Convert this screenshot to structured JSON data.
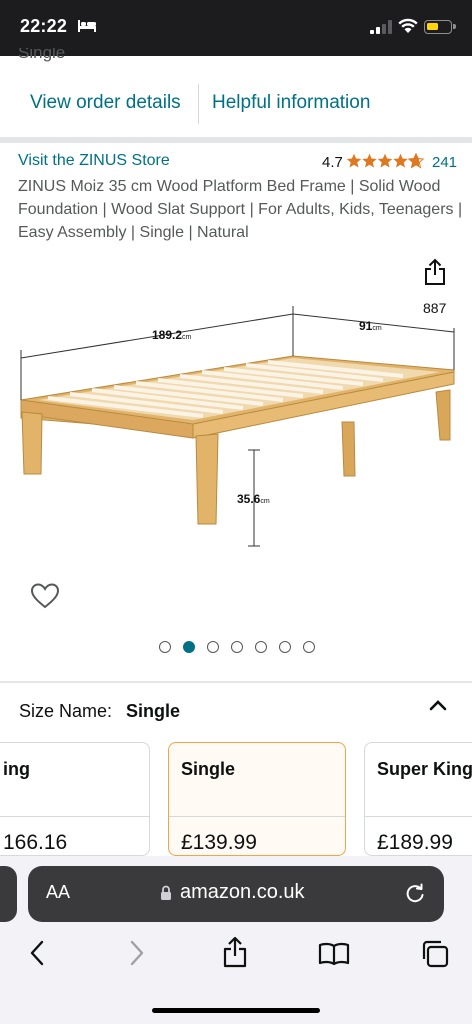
{
  "status_bar": {
    "time": "22:22"
  },
  "prev_text": "Single",
  "links": {
    "view_order": "View order details",
    "helpful": "Helpful information"
  },
  "product": {
    "store": "Visit the ZINUS Store",
    "rating": "4.7",
    "rating_count": "241",
    "title": "ZINUS Moiz 35 cm Wood Platform Bed Frame | Solid Wood Foundation | Wood Slat Support | For Adults, Kids, Teenagers | Easy Assembly | Single | Natural",
    "share_count": "887",
    "dimensions": {
      "length": "189.2",
      "width": "91",
      "height": "35.6",
      "unit": "cm"
    }
  },
  "carousel": {
    "count": 7,
    "active_index": 1
  },
  "size": {
    "label": "Size Name:",
    "selected": "Single",
    "options": [
      {
        "name": "ing",
        "price": "166.16"
      },
      {
        "name": "Single",
        "price": "£139.99"
      },
      {
        "name": "Super King",
        "price": "£189.99"
      }
    ]
  },
  "browser": {
    "text_size": "AA",
    "url": "amazon.co.uk"
  },
  "colors": {
    "link": "#007185",
    "star": "#de7921",
    "selected_border": "#f0a54a",
    "status_bar": "#1c1c1e"
  }
}
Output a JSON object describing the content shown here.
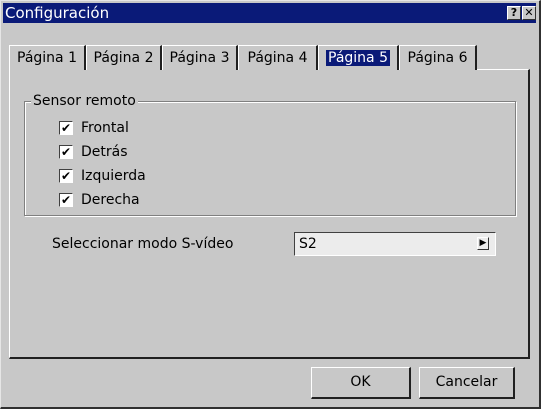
{
  "window": {
    "title": "Configuración",
    "help_glyph": "?",
    "close_glyph": "✕"
  },
  "tabs": [
    {
      "label": "Página 1",
      "active": false
    },
    {
      "label": "Página 2",
      "active": false
    },
    {
      "label": "Página 3",
      "active": false
    },
    {
      "label": "Página 4",
      "active": false
    },
    {
      "label": "Página 5",
      "active": true
    },
    {
      "label": "Página 6",
      "active": false
    }
  ],
  "sensor_group": {
    "label": "Sensor remoto",
    "items": [
      {
        "label": "Frontal",
        "checked": true
      },
      {
        "label": "Detrás",
        "checked": true
      },
      {
        "label": "Izquierda",
        "checked": true
      },
      {
        "label": "Derecha",
        "checked": true
      }
    ],
    "check_glyph": "✔"
  },
  "svideo": {
    "label": "Seleccionar modo S-vídeo",
    "value": "S2",
    "arrow_glyph": "▶"
  },
  "buttons": {
    "ok": "OK",
    "cancel": "Cancelar"
  },
  "colors": {
    "titlebar": "#0a1a78",
    "face": "#c8c8c8"
  }
}
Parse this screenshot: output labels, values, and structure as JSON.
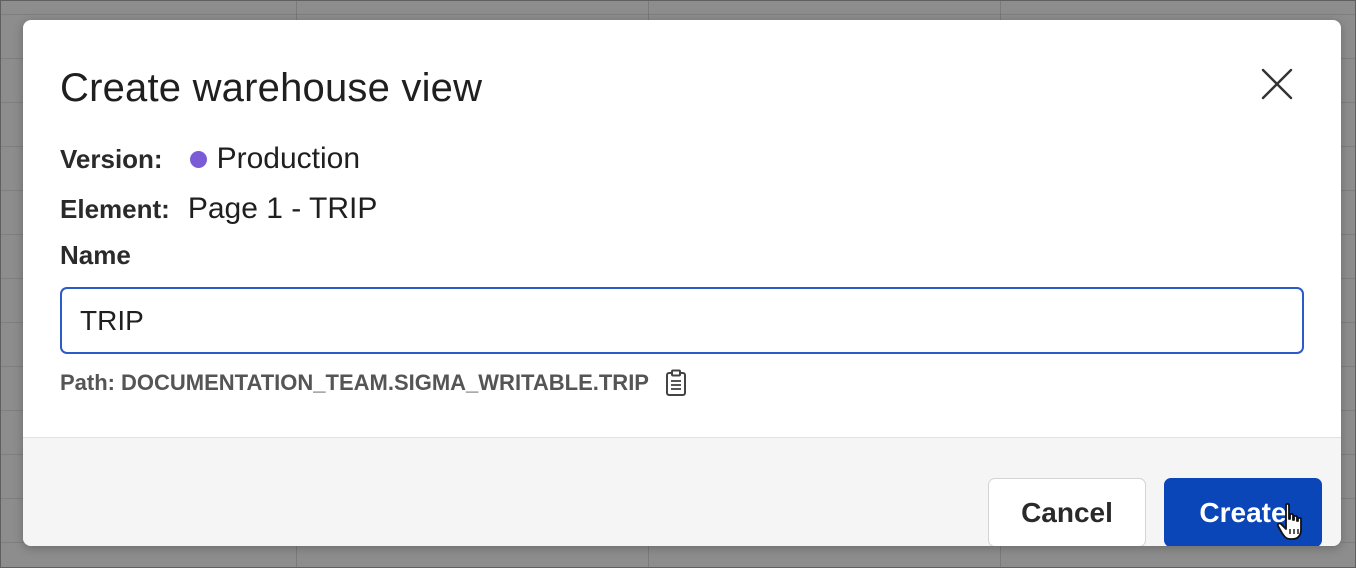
{
  "dialog": {
    "title": "Create warehouse view",
    "close_icon": "close-icon",
    "version": {
      "label": "Version:",
      "value": "Production",
      "dot_color": "#7b5bd6"
    },
    "element": {
      "label": "Element:",
      "value": "Page 1 - TRIP"
    },
    "name_field": {
      "label": "Name",
      "value": "TRIP"
    },
    "path": {
      "label": "Path:",
      "value": "DOCUMENTATION_TEAM.SIGMA_WRITABLE.TRIP",
      "copy_icon": "clipboard-icon"
    },
    "footer": {
      "cancel_label": "Cancel",
      "create_label": "Create"
    }
  },
  "colors": {
    "accent": "#0a46b8",
    "input_focus_border": "#2a5bc7",
    "version_dot": "#7b5bd6"
  }
}
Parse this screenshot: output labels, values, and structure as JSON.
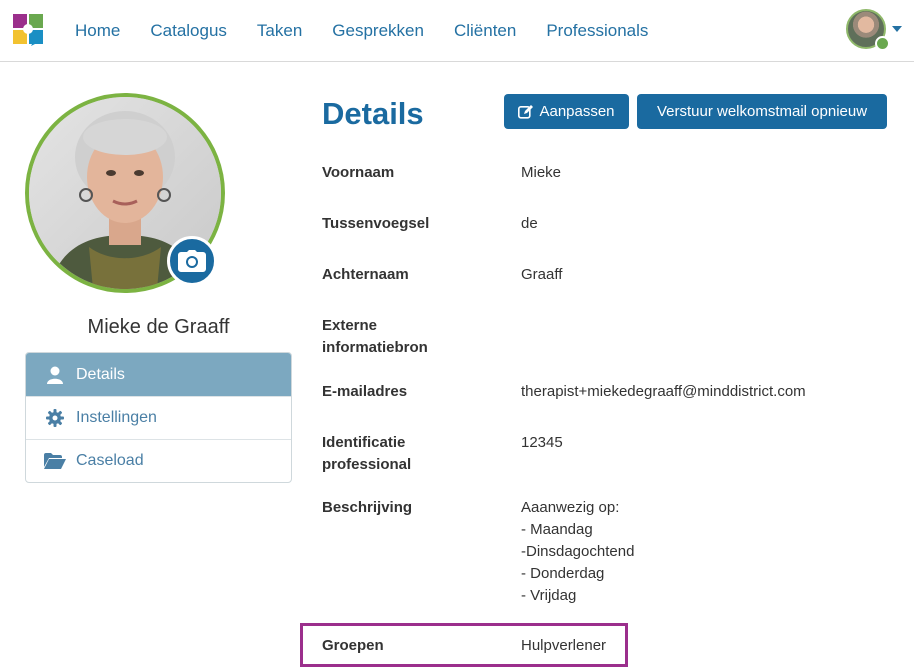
{
  "nav": {
    "items": [
      "Home",
      "Catalogus",
      "Taken",
      "Gesprekken",
      "Cliënten",
      "Professionals"
    ]
  },
  "profile": {
    "name": "Mieke de Graaff"
  },
  "sidebar": {
    "items": [
      {
        "label": "Details",
        "icon": "user-icon",
        "active": true
      },
      {
        "label": "Instellingen",
        "icon": "gear-icon",
        "active": false
      },
      {
        "label": "Caseload",
        "icon": "folder-open-icon",
        "active": false
      }
    ]
  },
  "main": {
    "title": "Details",
    "edit_button": "Aanpassen",
    "resend_button": "Verstuur welkomstmail opnieuw",
    "fields": [
      {
        "label": "Voornaam",
        "value": "Mieke"
      },
      {
        "label": "Tussenvoegsel",
        "value": "de"
      },
      {
        "label": "Achternaam",
        "value": "Graaff"
      },
      {
        "label": "Externe\ninformatiebron",
        "value": ""
      },
      {
        "label": "E-mailadres",
        "value": "therapist+miekedegraaff@minddistrict.com"
      },
      {
        "label": "Identificatie\nprofessional",
        "value": "12345"
      },
      {
        "label": "Beschrijving",
        "value": "Aaanwezig op:\n- Maandag\n-Dinsdagochtend\n- Donderdag\n- Vrijdag"
      },
      {
        "label": "Groepen",
        "value": "Hulpverlener"
      }
    ]
  },
  "colors": {
    "accent": "#1a6aa0",
    "nav_link": "#2471a3",
    "active_menu": "#7ca8c0",
    "photo_ring": "#7cb342",
    "highlight": "#9b2f8c"
  }
}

______

__Stated exercise__:
Check each line above for the string "JSON", then copy the ones that have it.

__Output of the task__:
Convert this screenshot to structured JSON data.
Output a JSON object describing the content shown here.
Parse this screenshot: output labels, values, and structure as JSON.
Parse this screenshot: output labels, values, and structure as JSON.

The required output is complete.